▶ [Aim of the exercise] Go through the data and copy every line exactly, but not the images.

▶ [Data extract]
— Start —

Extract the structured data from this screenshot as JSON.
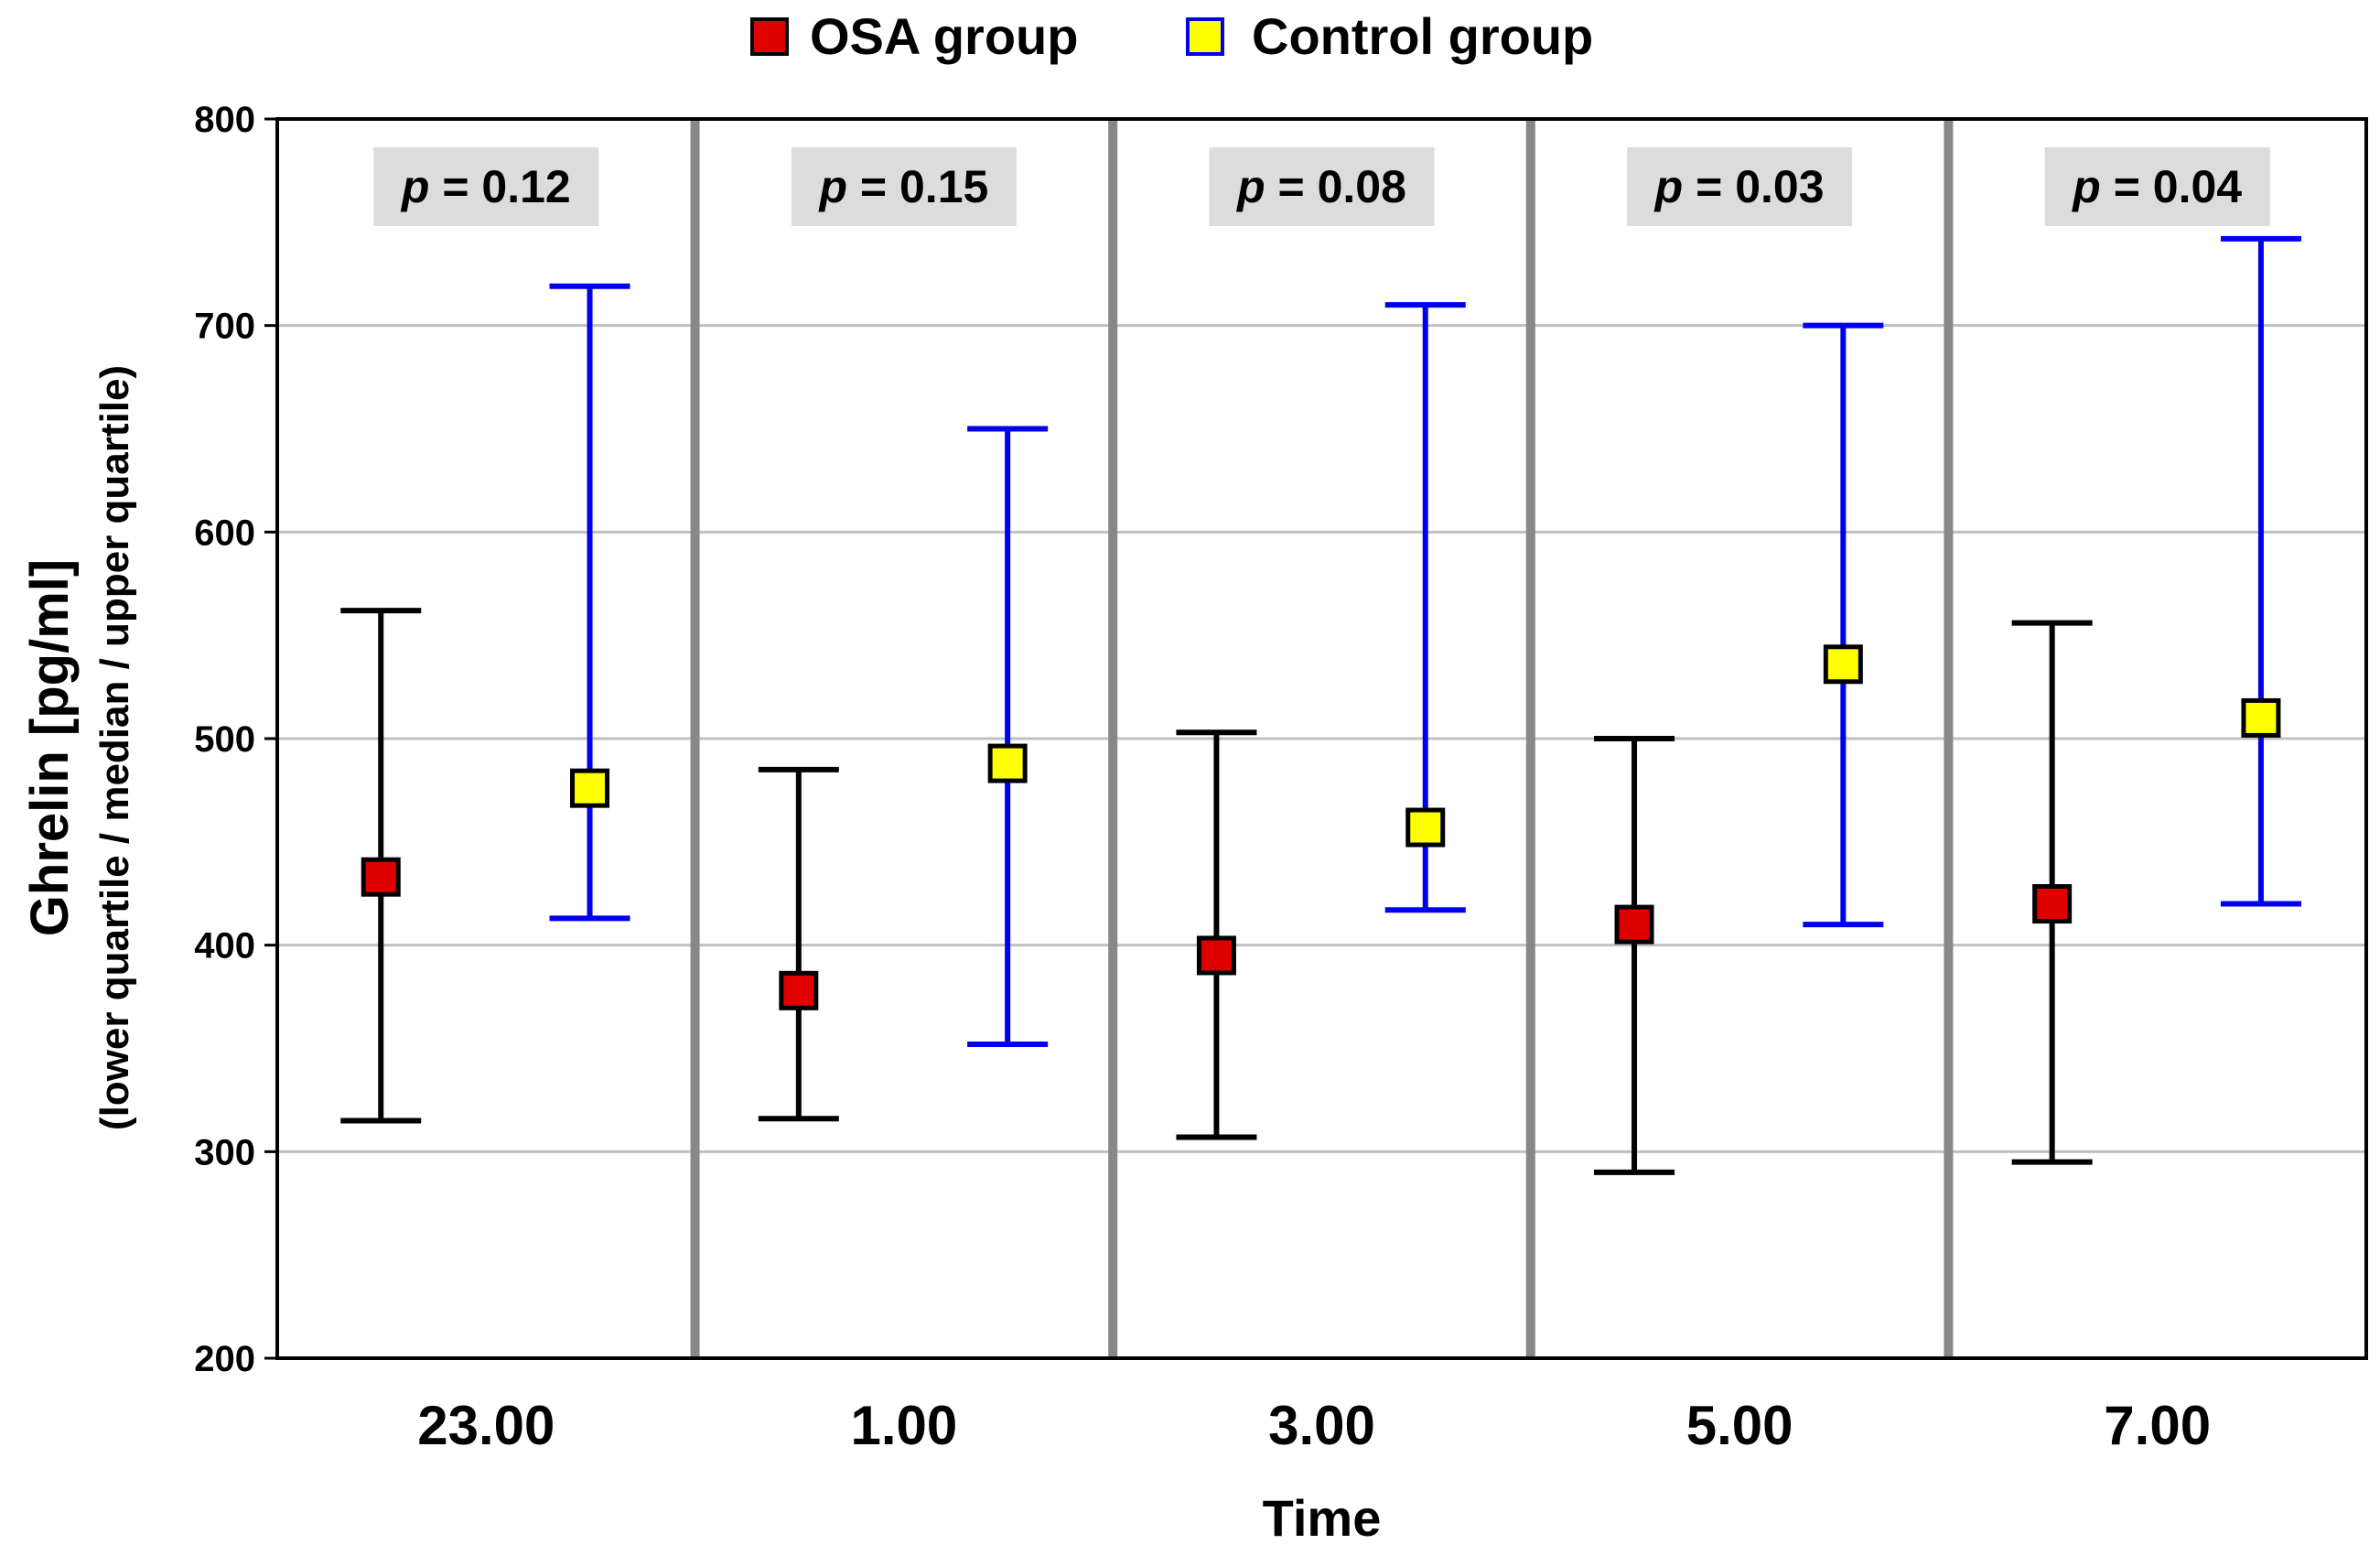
{
  "chart_data": {
    "type": "scatter",
    "subtype": "median-with-interquartile-error-bars",
    "xlabel": "Time",
    "ylabel": "Ghrelin [pg/ml]",
    "ylabel_sub": "(lower quartile / median / upper quartile)",
    "ylim": [
      200,
      800
    ],
    "yticks": [
      200,
      300,
      400,
      500,
      600,
      700,
      800
    ],
    "grid": true,
    "legend_position": "top-center",
    "categories": [
      "23.00",
      "1.00",
      "3.00",
      "5.00",
      "7.00"
    ],
    "series": [
      {
        "name": "OSA group",
        "marker_color": "#e00000",
        "bar_color": "#000000",
        "median": [
          433,
          378,
          395,
          410,
          420
        ],
        "lower_quartile": [
          315,
          316,
          307,
          290,
          295
        ],
        "upper_quartile": [
          562,
          485,
          503,
          500,
          556
        ]
      },
      {
        "name": "Control group",
        "marker_color": "#ffff00",
        "bar_color": "#0000ee",
        "median": [
          476,
          488,
          457,
          536,
          510
        ],
        "lower_quartile": [
          413,
          352,
          417,
          410,
          420
        ],
        "upper_quartile": [
          719,
          650,
          710,
          700,
          742
        ]
      }
    ],
    "annotations": [
      {
        "category": "23.00",
        "p_symbol": "p",
        "text": " = 0.12"
      },
      {
        "category": "1.00",
        "p_symbol": "p",
        "text": " = 0.15"
      },
      {
        "category": "3.00",
        "p_symbol": "p",
        "text": " = 0.08"
      },
      {
        "category": "5.00",
        "p_symbol": "p",
        "text": " = 0.03"
      },
      {
        "category": "7.00",
        "p_symbol": "p",
        "text": " = 0.04"
      }
    ]
  }
}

— End —

▶ [In response]
Extract the structured data from this screenshot as JSON.
{
  "chart_data": {
    "type": "scatter",
    "subtype": "median-with-interquartile-error-bars",
    "xlabel": "Time",
    "ylabel": "Ghrelin [pg/ml]",
    "ylabel_sub": "(lower quartile / median / upper quartile)",
    "ylim": [
      200,
      800
    ],
    "yticks": [
      200,
      300,
      400,
      500,
      600,
      700,
      800
    ],
    "grid": true,
    "legend_position": "top-center",
    "categories": [
      "23.00",
      "1.00",
      "3.00",
      "5.00",
      "7.00"
    ],
    "series": [
      {
        "name": "OSA group",
        "marker_color": "#e00000",
        "bar_color": "#000000",
        "median": [
          433,
          378,
          395,
          410,
          420
        ],
        "lower_quartile": [
          315,
          316,
          307,
          290,
          295
        ],
        "upper_quartile": [
          562,
          485,
          503,
          500,
          556
        ]
      },
      {
        "name": "Control group",
        "marker_color": "#ffff00",
        "bar_color": "#0000ee",
        "median": [
          476,
          488,
          457,
          536,
          510
        ],
        "lower_quartile": [
          413,
          352,
          417,
          410,
          420
        ],
        "upper_quartile": [
          719,
          650,
          710,
          700,
          742
        ]
      }
    ],
    "annotations": [
      {
        "category": "23.00",
        "p_symbol": "p",
        "text": " = 0.12"
      },
      {
        "category": "1.00",
        "p_symbol": "p",
        "text": " = 0.15"
      },
      {
        "category": "3.00",
        "p_symbol": "p",
        "text": " = 0.08"
      },
      {
        "category": "5.00",
        "p_symbol": "p",
        "text": " = 0.03"
      },
      {
        "category": "7.00",
        "p_symbol": "p",
        "text": " = 0.04"
      }
    ]
  }
}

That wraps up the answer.